Dataset items
________________________

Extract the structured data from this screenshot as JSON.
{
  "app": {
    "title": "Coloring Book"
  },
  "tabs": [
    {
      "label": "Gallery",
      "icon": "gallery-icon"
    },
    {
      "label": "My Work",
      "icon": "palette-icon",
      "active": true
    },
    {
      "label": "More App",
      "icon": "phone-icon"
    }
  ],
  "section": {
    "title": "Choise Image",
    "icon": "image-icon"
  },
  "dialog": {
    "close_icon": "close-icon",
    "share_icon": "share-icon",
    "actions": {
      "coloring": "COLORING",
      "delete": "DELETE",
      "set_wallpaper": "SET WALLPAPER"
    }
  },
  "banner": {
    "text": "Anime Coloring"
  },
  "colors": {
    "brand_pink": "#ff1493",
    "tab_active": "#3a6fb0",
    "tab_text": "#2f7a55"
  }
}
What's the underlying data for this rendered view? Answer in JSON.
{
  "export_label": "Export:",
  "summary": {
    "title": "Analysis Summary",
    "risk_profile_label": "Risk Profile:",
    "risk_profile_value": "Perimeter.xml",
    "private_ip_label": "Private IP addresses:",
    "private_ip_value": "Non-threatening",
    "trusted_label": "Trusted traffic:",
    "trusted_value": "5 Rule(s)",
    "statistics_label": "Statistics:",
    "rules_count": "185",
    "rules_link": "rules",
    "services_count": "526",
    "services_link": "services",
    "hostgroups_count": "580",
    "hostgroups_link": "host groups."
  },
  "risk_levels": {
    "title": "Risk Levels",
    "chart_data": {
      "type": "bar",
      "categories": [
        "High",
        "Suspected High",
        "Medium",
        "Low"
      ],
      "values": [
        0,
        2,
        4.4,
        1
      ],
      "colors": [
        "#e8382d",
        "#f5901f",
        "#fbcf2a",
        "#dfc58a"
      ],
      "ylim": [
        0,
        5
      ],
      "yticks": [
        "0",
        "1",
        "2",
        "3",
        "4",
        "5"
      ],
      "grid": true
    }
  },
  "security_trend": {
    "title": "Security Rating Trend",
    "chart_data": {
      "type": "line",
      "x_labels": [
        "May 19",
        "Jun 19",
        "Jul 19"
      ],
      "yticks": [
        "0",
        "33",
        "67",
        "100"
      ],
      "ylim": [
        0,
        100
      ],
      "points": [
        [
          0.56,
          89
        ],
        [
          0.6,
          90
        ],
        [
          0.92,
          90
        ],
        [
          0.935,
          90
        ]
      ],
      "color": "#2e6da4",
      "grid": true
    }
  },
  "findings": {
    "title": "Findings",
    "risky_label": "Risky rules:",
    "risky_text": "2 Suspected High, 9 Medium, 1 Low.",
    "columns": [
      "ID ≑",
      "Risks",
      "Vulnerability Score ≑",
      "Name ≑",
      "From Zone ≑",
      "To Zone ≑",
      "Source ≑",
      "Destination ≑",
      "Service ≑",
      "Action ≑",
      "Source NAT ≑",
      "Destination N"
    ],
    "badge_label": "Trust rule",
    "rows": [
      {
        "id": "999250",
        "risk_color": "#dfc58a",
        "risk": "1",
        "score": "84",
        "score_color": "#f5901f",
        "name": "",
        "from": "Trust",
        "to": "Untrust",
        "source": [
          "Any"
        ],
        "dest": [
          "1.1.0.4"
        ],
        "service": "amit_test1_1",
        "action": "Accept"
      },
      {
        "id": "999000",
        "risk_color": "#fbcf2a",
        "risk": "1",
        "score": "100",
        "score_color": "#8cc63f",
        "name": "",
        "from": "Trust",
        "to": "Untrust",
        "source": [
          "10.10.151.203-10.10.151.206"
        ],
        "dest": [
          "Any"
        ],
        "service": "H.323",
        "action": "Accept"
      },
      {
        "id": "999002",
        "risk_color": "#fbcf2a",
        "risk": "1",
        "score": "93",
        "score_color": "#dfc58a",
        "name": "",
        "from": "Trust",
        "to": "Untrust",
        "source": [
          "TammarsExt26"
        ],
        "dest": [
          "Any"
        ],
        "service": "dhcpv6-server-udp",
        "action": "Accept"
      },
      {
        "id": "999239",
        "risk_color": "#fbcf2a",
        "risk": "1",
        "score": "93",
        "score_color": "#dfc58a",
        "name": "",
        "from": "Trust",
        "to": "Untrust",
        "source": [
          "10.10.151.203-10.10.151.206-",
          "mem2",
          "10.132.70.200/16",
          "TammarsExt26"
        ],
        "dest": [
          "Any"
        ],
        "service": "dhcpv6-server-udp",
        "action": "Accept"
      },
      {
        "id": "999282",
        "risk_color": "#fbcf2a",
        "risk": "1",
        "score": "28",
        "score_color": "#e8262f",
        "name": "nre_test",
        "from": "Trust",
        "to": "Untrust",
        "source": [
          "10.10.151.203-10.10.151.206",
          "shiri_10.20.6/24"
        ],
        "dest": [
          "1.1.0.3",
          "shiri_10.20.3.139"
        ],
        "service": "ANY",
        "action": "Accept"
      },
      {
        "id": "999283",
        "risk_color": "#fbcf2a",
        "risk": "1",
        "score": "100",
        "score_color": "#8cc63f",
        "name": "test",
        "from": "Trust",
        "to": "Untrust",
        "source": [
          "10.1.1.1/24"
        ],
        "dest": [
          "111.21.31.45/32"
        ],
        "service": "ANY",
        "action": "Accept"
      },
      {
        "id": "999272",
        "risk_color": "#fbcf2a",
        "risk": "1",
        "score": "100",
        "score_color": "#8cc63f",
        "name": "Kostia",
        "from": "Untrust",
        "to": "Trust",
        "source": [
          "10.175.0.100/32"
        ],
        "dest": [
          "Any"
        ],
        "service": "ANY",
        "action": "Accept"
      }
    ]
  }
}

________________________

■ **What is asked**:
Copy all the lines, exactly.

■ **Response below**:
Extract the structured data from this screenshot as JSON.
{
  "app": {
    "title": "Coloring Book"
  },
  "tabs": [
    {
      "label": "Gallery",
      "icon": "gallery-icon"
    },
    {
      "label": "My Work",
      "icon": "palette-icon",
      "active": true
    },
    {
      "label": "More App",
      "icon": "phone-icon"
    }
  ],
  "section": {
    "title": "Choise Image",
    "icon": "image-icon"
  },
  "dialog": {
    "close_icon": "close-icon",
    "share_icon": "share-icon",
    "actions": {
      "coloring": "COLORING",
      "delete": "DELETE",
      "set_wallpaper": "SET WALLPAPER"
    }
  },
  "banner": {
    "text": "Anime Coloring"
  },
  "colors": {
    "brand_pink": "#ff1493",
    "tab_active": "#3a6fb0",
    "tab_text": "#2f7a55"
  }
}
What's the underlying data for this rendered view? Answer in JSON.
{
  "export_label": "Export:",
  "summary": {
    "title": "Analysis Summary",
    "risk_profile_label": "Risk Profile:",
    "risk_profile_value": "Perimeter.xml",
    "private_ip_label": "Private IP addresses:",
    "private_ip_value": "Non-threatening",
    "trusted_label": "Trusted traffic:",
    "trusted_value": "5 Rule(s)",
    "statistics_label": "Statistics:",
    "rules_count": "185",
    "rules_link": "rules",
    "services_count": "526",
    "services_link": "services",
    "hostgroups_count": "580",
    "hostgroups_link": "host groups."
  },
  "risk_levels": {
    "title": "Risk Levels",
    "chart_data": {
      "type": "bar",
      "categories": [
        "High",
        "Suspected High",
        "Medium",
        "Low"
      ],
      "values": [
        0,
        2,
        4.4,
        1
      ],
      "colors": [
        "#e8382d",
        "#f5901f",
        "#fbcf2a",
        "#dfc58a"
      ],
      "ylim": [
        0,
        5
      ],
      "yticks": [
        "0",
        "1",
        "2",
        "3",
        "4",
        "5"
      ],
      "grid": true
    }
  },
  "security_trend": {
    "title": "Security Rating Trend",
    "chart_data": {
      "type": "line",
      "x_labels": [
        "May 19",
        "Jun 19",
        "Jul 19"
      ],
      "yticks": [
        "0",
        "33",
        "67",
        "100"
      ],
      "ylim": [
        0,
        100
      ],
      "points": [
        [
          0.56,
          89
        ],
        [
          0.6,
          90
        ],
        [
          0.92,
          90
        ],
        [
          0.935,
          90
        ]
      ],
      "color": "#2e6da4",
      "grid": true
    }
  },
  "findings": {
    "title": "Findings",
    "risky_label": "Risky rules:",
    "risky_text": "2 Suspected High, 9 Medium, 1 Low.",
    "columns": [
      "ID ≑",
      "Risks",
      "Vulnerability Score ≑",
      "Name ≑",
      "From Zone ≑",
      "To Zone ≑",
      "Source ≑",
      "Destination ≑",
      "Service ≑",
      "Action ≑",
      "Source NAT ≑",
      "Destination N"
    ],
    "badge_label": "Trust rule",
    "rows": [
      {
        "id": "999250",
        "risk_color": "#dfc58a",
        "risk": "1",
        "score": "84",
        "score_color": "#f5901f",
        "name": "",
        "from": "Trust",
        "to": "Untrust",
        "source": [
          "Any"
        ],
        "dest": [
          "1.1.0.4"
        ],
        "service": "amit_test1_1",
        "action": "Accept"
      },
      {
        "id": "999000",
        "risk_color": "#fbcf2a",
        "risk": "1",
        "score": "100",
        "score_color": "#8cc63f",
        "name": "",
        "from": "Trust",
        "to": "Untrust",
        "source": [
          "10.10.151.203-10.10.151.206"
        ],
        "dest": [
          "Any"
        ],
        "service": "H.323",
        "action": "Accept"
      },
      {
        "id": "999002",
        "risk_color": "#fbcf2a",
        "risk": "1",
        "score": "93",
        "score_color": "#dfc58a",
        "name": "",
        "from": "Trust",
        "to": "Untrust",
        "source": [
          "TammarsExt26"
        ],
        "dest": [
          "Any"
        ],
        "service": "dhcpv6-server-udp",
        "action": "Accept"
      },
      {
        "id": "999239",
        "risk_color": "#fbcf2a",
        "risk": "1",
        "score": "93",
        "score_color": "#dfc58a",
        "name": "",
        "from": "Trust",
        "to": "Untrust",
        "source": [
          "10.10.151.203-10.10.151.206-",
          "mem2",
          "10.132.70.200/16",
          "TammarsExt26"
        ],
        "dest": [
          "Any"
        ],
        "service": "dhcpv6-server-udp",
        "action": "Accept"
      },
      {
        "id": "999282",
        "risk_color": "#fbcf2a",
        "risk": "1",
        "score": "28",
        "score_color": "#e8262f",
        "name": "nre_test",
        "from": "Trust",
        "to": "Untrust",
        "source": [
          "10.10.151.203-10.10.151.206",
          "shiri_10.20.6/24"
        ],
        "dest": [
          "1.1.0.3",
          "shiri_10.20.3.139"
        ],
        "service": "ANY",
        "action": "Accept"
      },
      {
        "id": "999283",
        "risk_color": "#fbcf2a",
        "risk": "1",
        "score": "100",
        "score_color": "#8cc63f",
        "name": "test",
        "from": "Trust",
        "to": "Untrust",
        "source": [
          "10.1.1.1/24"
        ],
        "dest": [
          "111.21.31.45/32"
        ],
        "service": "ANY",
        "action": "Accept"
      },
      {
        "id": "999272",
        "risk_color": "#fbcf2a",
        "risk": "1",
        "score": "100",
        "score_color": "#8cc63f",
        "name": "Kostia",
        "from": "Untrust",
        "to": "Trust",
        "source": [
          "10.175.0.100/32"
        ],
        "dest": [
          "Any"
        ],
        "service": "ANY",
        "action": "Accept"
      }
    ]
  }
}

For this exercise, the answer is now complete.